### Task goal
Copy the data precisely, keeping every character.

(Figure data in JSON)
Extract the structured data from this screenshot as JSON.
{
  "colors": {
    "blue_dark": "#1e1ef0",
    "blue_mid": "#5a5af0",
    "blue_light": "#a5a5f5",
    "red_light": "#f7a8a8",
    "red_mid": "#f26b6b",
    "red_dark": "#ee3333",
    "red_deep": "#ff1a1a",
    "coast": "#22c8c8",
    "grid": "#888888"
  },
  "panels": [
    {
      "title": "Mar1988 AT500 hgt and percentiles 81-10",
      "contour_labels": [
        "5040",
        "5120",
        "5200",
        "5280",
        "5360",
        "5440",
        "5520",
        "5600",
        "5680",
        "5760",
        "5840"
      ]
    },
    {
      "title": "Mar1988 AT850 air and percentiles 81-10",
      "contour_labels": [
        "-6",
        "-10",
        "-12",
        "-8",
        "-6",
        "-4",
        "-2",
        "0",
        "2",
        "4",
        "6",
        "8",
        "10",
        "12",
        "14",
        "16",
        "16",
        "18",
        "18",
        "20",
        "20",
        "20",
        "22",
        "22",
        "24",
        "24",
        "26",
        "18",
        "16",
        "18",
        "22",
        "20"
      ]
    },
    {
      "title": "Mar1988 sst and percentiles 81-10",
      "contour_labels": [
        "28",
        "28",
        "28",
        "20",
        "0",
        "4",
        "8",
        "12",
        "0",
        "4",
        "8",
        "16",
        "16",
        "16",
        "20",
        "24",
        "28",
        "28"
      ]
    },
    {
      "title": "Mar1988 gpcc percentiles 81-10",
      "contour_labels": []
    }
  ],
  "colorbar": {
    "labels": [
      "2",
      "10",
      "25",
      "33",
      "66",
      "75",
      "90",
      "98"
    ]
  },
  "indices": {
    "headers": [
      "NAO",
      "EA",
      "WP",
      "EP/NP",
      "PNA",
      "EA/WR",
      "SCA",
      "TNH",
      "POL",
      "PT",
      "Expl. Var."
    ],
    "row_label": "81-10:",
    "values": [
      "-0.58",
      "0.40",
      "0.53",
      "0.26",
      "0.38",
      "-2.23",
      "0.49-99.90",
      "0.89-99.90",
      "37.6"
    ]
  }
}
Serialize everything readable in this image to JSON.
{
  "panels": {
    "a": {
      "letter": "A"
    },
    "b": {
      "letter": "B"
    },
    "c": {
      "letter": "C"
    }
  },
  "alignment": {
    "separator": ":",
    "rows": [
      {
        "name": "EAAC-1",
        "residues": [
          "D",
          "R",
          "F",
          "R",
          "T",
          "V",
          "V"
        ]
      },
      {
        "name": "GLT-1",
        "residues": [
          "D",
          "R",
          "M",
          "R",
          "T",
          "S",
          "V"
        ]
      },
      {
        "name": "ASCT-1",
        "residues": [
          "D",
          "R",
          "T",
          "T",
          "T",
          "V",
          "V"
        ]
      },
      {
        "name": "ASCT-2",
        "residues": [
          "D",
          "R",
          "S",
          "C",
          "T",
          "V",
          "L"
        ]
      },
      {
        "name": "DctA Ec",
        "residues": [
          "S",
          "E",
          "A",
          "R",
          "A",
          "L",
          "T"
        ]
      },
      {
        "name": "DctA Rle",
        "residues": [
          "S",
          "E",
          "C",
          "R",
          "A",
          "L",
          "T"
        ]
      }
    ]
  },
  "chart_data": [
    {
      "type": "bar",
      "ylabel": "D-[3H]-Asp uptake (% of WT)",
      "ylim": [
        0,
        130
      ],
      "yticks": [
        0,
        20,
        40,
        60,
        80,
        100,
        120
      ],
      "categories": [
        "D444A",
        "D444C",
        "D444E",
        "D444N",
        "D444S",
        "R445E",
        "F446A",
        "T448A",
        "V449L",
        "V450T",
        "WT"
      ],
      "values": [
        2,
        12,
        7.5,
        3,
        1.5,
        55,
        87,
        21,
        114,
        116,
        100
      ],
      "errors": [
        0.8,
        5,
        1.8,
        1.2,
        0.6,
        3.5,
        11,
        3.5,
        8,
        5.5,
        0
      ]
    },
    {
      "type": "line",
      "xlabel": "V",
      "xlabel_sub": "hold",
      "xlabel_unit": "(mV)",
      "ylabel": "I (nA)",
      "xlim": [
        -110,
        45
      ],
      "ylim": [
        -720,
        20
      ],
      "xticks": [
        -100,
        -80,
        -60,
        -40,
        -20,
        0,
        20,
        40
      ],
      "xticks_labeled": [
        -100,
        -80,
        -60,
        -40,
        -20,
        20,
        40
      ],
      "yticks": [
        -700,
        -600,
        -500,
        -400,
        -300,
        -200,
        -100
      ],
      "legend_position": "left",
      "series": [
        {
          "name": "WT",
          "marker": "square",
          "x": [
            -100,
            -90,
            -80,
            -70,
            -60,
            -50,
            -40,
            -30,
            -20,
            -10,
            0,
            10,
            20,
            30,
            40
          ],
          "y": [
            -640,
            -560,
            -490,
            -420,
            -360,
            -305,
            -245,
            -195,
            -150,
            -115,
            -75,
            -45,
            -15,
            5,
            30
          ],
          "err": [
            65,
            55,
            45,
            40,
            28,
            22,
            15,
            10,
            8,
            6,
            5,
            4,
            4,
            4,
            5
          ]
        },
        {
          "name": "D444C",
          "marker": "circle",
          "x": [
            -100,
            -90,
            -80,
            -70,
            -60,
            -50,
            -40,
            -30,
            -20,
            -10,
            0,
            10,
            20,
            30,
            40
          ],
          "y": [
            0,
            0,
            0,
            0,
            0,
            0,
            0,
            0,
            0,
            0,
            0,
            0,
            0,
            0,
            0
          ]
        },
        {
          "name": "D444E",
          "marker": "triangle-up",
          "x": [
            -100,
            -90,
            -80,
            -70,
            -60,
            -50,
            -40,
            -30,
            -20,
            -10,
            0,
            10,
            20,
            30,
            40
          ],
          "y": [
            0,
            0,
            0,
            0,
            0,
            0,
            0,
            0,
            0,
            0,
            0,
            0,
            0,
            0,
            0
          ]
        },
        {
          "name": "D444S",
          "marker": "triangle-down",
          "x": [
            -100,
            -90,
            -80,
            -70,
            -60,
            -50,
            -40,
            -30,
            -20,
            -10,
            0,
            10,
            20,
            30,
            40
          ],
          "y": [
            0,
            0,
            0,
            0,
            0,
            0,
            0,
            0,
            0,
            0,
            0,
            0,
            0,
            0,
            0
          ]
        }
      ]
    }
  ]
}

### Complete response
Extract the structured data from this screenshot as JSON.
{
  "colors": {
    "blue_dark": "#1e1ef0",
    "blue_mid": "#5a5af0",
    "blue_light": "#a5a5f5",
    "red_light": "#f7a8a8",
    "red_mid": "#f26b6b",
    "red_dark": "#ee3333",
    "red_deep": "#ff1a1a",
    "coast": "#22c8c8",
    "grid": "#888888"
  },
  "panels": [
    {
      "title": "Mar1988 AT500 hgt and percentiles 81-10",
      "contour_labels": [
        "5040",
        "5120",
        "5200",
        "5280",
        "5360",
        "5440",
        "5520",
        "5600",
        "5680",
        "5760",
        "5840"
      ]
    },
    {
      "title": "Mar1988 AT850 air and percentiles 81-10",
      "contour_labels": [
        "-6",
        "-10",
        "-12",
        "-8",
        "-6",
        "-4",
        "-2",
        "0",
        "2",
        "4",
        "6",
        "8",
        "10",
        "12",
        "14",
        "16",
        "16",
        "18",
        "18",
        "20",
        "20",
        "20",
        "22",
        "22",
        "24",
        "24",
        "26",
        "18",
        "16",
        "18",
        "22",
        "20"
      ]
    },
    {
      "title": "Mar1988 sst and percentiles 81-10",
      "contour_labels": [
        "28",
        "28",
        "28",
        "20",
        "0",
        "4",
        "8",
        "12",
        "0",
        "4",
        "8",
        "16",
        "16",
        "16",
        "20",
        "24",
        "28",
        "28"
      ]
    },
    {
      "title": "Mar1988 gpcc percentiles 81-10",
      "contour_labels": []
    }
  ],
  "colorbar": {
    "labels": [
      "2",
      "10",
      "25",
      "33",
      "66",
      "75",
      "90",
      "98"
    ]
  },
  "indices": {
    "headers": [
      "NAO",
      "EA",
      "WP",
      "EP/NP",
      "PNA",
      "EA/WR",
      "SCA",
      "TNH",
      "POL",
      "PT",
      "Expl. Var."
    ],
    "row_label": "81-10:",
    "values": [
      "-0.58",
      "0.40",
      "0.53",
      "0.26",
      "0.38",
      "-2.23",
      "0.49-99.90",
      "0.89-99.90",
      "37.6"
    ]
  }
}
Serialize everything readable in this image to JSON.
{
  "panels": {
    "a": {
      "letter": "A"
    },
    "b": {
      "letter": "B"
    },
    "c": {
      "letter": "C"
    }
  },
  "alignment": {
    "separator": ":",
    "rows": [
      {
        "name": "EAAC-1",
        "residues": [
          "D",
          "R",
          "F",
          "R",
          "T",
          "V",
          "V"
        ]
      },
      {
        "name": "GLT-1",
        "residues": [
          "D",
          "R",
          "M",
          "R",
          "T",
          "S",
          "V"
        ]
      },
      {
        "name": "ASCT-1",
        "residues": [
          "D",
          "R",
          "T",
          "T",
          "T",
          "V",
          "V"
        ]
      },
      {
        "name": "ASCT-2",
        "residues": [
          "D",
          "R",
          "S",
          "C",
          "T",
          "V",
          "L"
        ]
      },
      {
        "name": "DctA Ec",
        "residues": [
          "S",
          "E",
          "A",
          "R",
          "A",
          "L",
          "T"
        ]
      },
      {
        "name": "DctA Rle",
        "residues": [
          "S",
          "E",
          "C",
          "R",
          "A",
          "L",
          "T"
        ]
      }
    ]
  },
  "chart_data": [
    {
      "type": "bar",
      "ylabel": "D-[3H]-Asp uptake (% of WT)",
      "ylim": [
        0,
        130
      ],
      "yticks": [
        0,
        20,
        40,
        60,
        80,
        100,
        120
      ],
      "categories": [
        "D444A",
        "D444C",
        "D444E",
        "D444N",
        "D444S",
        "R445E",
        "F446A",
        "T448A",
        "V449L",
        "V450T",
        "WT"
      ],
      "values": [
        2,
        12,
        7.5,
        3,
        1.5,
        55,
        87,
        21,
        114,
        116,
        100
      ],
      "errors": [
        0.8,
        5,
        1.8,
        1.2,
        0.6,
        3.5,
        11,
        3.5,
        8,
        5.5,
        0
      ]
    },
    {
      "type": "line",
      "xlabel": "V",
      "xlabel_sub": "hold",
      "xlabel_unit": "(mV)",
      "ylabel": "I (nA)",
      "xlim": [
        -110,
        45
      ],
      "ylim": [
        -720,
        20
      ],
      "xticks": [
        -100,
        -80,
        -60,
        -40,
        -20,
        0,
        20,
        40
      ],
      "xticks_labeled": [
        -100,
        -80,
        -60,
        -40,
        -20,
        20,
        40
      ],
      "yticks": [
        -700,
        -600,
        -500,
        -400,
        -300,
        -200,
        -100
      ],
      "legend_position": "left",
      "series": [
        {
          "name": "WT",
          "marker": "square",
          "x": [
            -100,
            -90,
            -80,
            -70,
            -60,
            -50,
            -40,
            -30,
            -20,
            -10,
            0,
            10,
            20,
            30,
            40
          ],
          "y": [
            -640,
            -560,
            -490,
            -420,
            -360,
            -305,
            -245,
            -195,
            -150,
            -115,
            -75,
            -45,
            -15,
            5,
            30
          ],
          "err": [
            65,
            55,
            45,
            40,
            28,
            22,
            15,
            10,
            8,
            6,
            5,
            4,
            4,
            4,
            5
          ]
        },
        {
          "name": "D444C",
          "marker": "circle",
          "x": [
            -100,
            -90,
            -80,
            -70,
            -60,
            -50,
            -40,
            -30,
            -20,
            -10,
            0,
            10,
            20,
            30,
            40
          ],
          "y": [
            0,
            0,
            0,
            0,
            0,
            0,
            0,
            0,
            0,
            0,
            0,
            0,
            0,
            0,
            0
          ]
        },
        {
          "name": "D444E",
          "marker": "triangle-up",
          "x": [
            -100,
            -90,
            -80,
            -70,
            -60,
            -50,
            -40,
            -30,
            -20,
            -10,
            0,
            10,
            20,
            30,
            40
          ],
          "y": [
            0,
            0,
            0,
            0,
            0,
            0,
            0,
            0,
            0,
            0,
            0,
            0,
            0,
            0,
            0
          ]
        },
        {
          "name": "D444S",
          "marker": "triangle-down",
          "x": [
            -100,
            -90,
            -80,
            -70,
            -60,
            -50,
            -40,
            -30,
            -20,
            -10,
            0,
            10,
            20,
            30,
            40
          ],
          "y": [
            0,
            0,
            0,
            0,
            0,
            0,
            0,
            0,
            0,
            0,
            0,
            0,
            0,
            0,
            0
          ]
        }
      ]
    }
  ]
}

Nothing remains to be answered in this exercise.